Check every line below for the string "this", and copy the lines that contain it.

━━━━━━━━

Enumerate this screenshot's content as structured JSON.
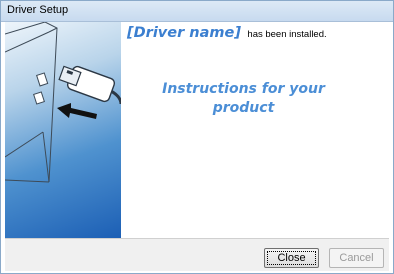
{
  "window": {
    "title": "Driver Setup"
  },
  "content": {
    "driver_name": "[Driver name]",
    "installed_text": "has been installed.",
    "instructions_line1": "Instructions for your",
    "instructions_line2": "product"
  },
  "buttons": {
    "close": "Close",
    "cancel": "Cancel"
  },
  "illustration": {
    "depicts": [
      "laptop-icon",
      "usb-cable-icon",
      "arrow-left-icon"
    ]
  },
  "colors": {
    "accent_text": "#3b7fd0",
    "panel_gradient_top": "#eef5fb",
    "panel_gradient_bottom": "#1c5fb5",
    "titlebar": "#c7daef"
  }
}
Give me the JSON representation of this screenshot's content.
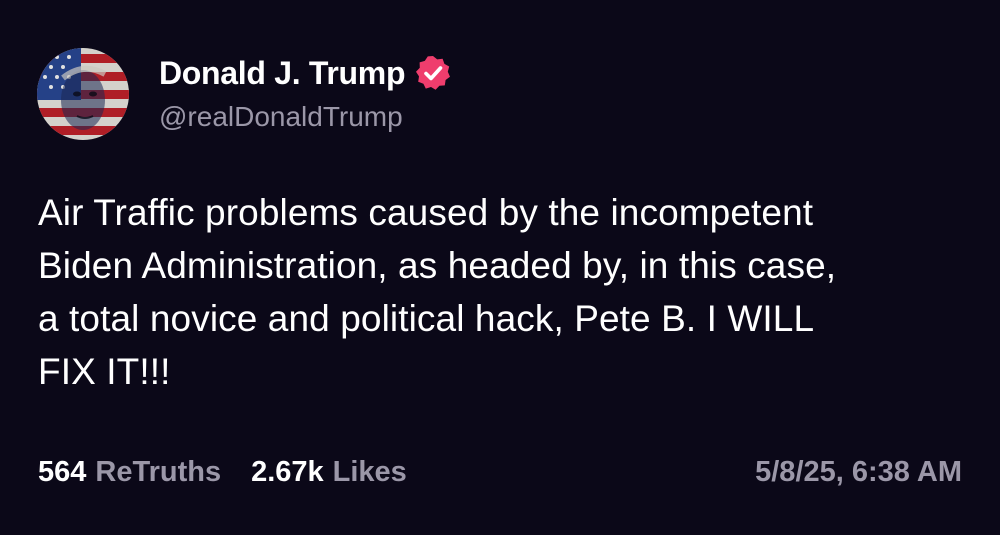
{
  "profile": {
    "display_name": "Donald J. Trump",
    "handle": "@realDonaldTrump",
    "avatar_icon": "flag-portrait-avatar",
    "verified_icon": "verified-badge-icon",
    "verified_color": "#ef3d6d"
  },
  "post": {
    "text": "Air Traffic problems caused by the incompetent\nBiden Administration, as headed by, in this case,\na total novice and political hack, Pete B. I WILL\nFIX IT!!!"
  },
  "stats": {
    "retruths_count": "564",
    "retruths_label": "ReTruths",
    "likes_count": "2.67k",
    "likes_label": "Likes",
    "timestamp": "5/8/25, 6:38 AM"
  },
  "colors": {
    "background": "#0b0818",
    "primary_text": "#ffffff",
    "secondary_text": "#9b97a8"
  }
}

━━━━━━━━

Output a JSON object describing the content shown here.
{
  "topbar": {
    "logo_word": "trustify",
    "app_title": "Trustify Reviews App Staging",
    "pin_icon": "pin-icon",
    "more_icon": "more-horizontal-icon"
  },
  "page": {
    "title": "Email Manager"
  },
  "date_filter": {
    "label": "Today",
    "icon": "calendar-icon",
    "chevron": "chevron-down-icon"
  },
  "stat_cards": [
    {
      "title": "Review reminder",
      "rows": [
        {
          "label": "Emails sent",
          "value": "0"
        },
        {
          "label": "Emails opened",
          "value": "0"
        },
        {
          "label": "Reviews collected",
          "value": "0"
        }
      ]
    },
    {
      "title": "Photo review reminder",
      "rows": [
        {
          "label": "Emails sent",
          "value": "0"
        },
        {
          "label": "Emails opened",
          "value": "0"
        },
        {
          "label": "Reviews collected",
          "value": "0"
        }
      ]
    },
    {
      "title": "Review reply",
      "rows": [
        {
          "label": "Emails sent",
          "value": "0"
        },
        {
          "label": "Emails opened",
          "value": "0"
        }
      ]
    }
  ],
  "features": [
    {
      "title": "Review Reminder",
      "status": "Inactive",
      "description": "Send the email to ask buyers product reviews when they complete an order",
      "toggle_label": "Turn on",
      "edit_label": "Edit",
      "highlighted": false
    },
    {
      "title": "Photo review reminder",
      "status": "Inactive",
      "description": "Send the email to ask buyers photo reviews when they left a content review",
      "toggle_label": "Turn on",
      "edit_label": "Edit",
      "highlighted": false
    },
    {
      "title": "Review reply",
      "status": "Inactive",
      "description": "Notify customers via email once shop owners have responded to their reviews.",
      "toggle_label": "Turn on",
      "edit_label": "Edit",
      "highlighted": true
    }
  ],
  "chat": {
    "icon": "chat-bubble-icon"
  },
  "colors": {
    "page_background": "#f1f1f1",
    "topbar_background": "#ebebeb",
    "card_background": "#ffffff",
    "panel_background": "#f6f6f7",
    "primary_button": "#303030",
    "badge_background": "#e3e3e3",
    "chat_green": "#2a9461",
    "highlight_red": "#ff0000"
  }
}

━━━━━━━━

OUTPUT OF THE EXERCISE:
Enumerate this screenshot's content as structured JSON.
Give me the JSON representation of this screenshot's content.
    "text": "Air Traffic problems caused by the incompetent\nBiden Administration, as headed by, in this case,\na total novice and political hack, Pete B. I WILL\nFIX IT!!!"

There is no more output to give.